Given task: Restate the complete material exactly.

Task inputs:

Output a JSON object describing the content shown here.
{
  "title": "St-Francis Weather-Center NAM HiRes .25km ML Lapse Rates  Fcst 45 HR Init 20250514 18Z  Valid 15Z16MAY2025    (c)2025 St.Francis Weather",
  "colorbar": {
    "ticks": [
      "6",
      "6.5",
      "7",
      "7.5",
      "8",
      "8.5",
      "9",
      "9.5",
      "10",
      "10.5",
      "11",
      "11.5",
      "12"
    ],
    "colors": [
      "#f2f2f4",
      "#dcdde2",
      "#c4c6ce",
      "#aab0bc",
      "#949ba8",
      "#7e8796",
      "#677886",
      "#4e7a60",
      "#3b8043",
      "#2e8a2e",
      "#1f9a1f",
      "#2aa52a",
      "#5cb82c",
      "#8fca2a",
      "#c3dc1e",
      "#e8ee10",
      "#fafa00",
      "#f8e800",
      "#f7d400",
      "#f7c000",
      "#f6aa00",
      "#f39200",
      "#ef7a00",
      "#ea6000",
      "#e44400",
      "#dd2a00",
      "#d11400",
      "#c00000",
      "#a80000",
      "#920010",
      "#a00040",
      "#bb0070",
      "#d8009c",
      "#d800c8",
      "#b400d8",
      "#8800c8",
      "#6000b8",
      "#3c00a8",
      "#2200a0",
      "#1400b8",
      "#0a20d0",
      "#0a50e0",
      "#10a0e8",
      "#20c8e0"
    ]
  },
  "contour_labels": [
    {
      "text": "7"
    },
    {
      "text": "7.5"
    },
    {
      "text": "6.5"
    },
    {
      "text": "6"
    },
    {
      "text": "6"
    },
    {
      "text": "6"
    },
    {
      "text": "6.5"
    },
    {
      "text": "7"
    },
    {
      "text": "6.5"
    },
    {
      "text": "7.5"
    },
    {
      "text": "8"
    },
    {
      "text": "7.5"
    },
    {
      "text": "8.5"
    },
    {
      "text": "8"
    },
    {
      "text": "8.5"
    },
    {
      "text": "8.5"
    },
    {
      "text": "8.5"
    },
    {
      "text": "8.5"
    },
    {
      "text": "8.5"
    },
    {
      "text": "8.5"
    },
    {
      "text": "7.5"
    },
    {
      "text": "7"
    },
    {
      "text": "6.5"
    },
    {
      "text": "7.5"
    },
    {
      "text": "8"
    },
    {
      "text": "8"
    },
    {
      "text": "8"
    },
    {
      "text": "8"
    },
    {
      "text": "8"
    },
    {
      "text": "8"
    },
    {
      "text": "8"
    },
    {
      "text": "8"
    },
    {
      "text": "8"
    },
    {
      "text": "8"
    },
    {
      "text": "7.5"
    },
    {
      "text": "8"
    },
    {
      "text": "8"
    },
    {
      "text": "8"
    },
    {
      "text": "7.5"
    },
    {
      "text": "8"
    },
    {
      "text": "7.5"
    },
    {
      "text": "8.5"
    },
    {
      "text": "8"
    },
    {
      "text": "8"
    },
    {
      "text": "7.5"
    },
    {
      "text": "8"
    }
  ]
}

Output for this task:
Output a JSON object describing the content shown here.
{
  "title": "St-Francis Weather-Center NAM HiRes .25km ML Lapse Rates  Fcst 45 HR Init 20250514 18Z  Valid 15Z16MAY2025    (c)2025 St.Francis Weather",
  "colorbar": {
    "ticks": [
      "6",
      "6.5",
      "7",
      "7.5",
      "8",
      "8.5",
      "9",
      "9.5",
      "10",
      "10.5",
      "11",
      "11.5",
      "12"
    ],
    "colors": [
      "#f2f2f4",
      "#dcdde2",
      "#c4c6ce",
      "#aab0bc",
      "#949ba8",
      "#7e8796",
      "#677886",
      "#4e7a60",
      "#3b8043",
      "#2e8a2e",
      "#1f9a1f",
      "#2aa52a",
      "#5cb82c",
      "#8fca2a",
      "#c3dc1e",
      "#e8ee10",
      "#fafa00",
      "#f8e800",
      "#f7d400",
      "#f7c000",
      "#f6aa00",
      "#f39200",
      "#ef7a00",
      "#ea6000",
      "#e44400",
      "#dd2a00",
      "#d11400",
      "#c00000",
      "#a80000",
      "#920010",
      "#a00040",
      "#bb0070",
      "#d8009c",
      "#d800c8",
      "#b400d8",
      "#8800c8",
      "#6000b8",
      "#3c00a8",
      "#2200a0",
      "#1400b8",
      "#0a20d0",
      "#0a50e0",
      "#10a0e8",
      "#20c8e0"
    ]
  },
  "contour_labels": [
    {
      "text": "7"
    },
    {
      "text": "7.5"
    },
    {
      "text": "6.5"
    },
    {
      "text": "6"
    },
    {
      "text": "6"
    },
    {
      "text": "6"
    },
    {
      "text": "6.5"
    },
    {
      "text": "7"
    },
    {
      "text": "6.5"
    },
    {
      "text": "7.5"
    },
    {
      "text": "8"
    },
    {
      "text": "7.5"
    },
    {
      "text": "8.5"
    },
    {
      "text": "8"
    },
    {
      "text": "8.5"
    },
    {
      "text": "8.5"
    },
    {
      "text": "8.5"
    },
    {
      "text": "8.5"
    },
    {
      "text": "8.5"
    },
    {
      "text": "8.5"
    },
    {
      "text": "7.5"
    },
    {
      "text": "7"
    },
    {
      "text": "6.5"
    },
    {
      "text": "7.5"
    },
    {
      "text": "8"
    },
    {
      "text": "8"
    },
    {
      "text": "8"
    },
    {
      "text": "8"
    },
    {
      "text": "8"
    },
    {
      "text": "8"
    },
    {
      "text": "8"
    },
    {
      "text": "8"
    },
    {
      "text": "8"
    },
    {
      "text": "8"
    },
    {
      "text": "7.5"
    },
    {
      "text": "8"
    },
    {
      "text": "8"
    },
    {
      "text": "8"
    },
    {
      "text": "7.5"
    },
    {
      "text": "8"
    },
    {
      "text": "7.5"
    },
    {
      "text": "8.5"
    },
    {
      "text": "8"
    },
    {
      "text": "8"
    },
    {
      "text": "7.5"
    },
    {
      "text": "8"
    }
  ]
}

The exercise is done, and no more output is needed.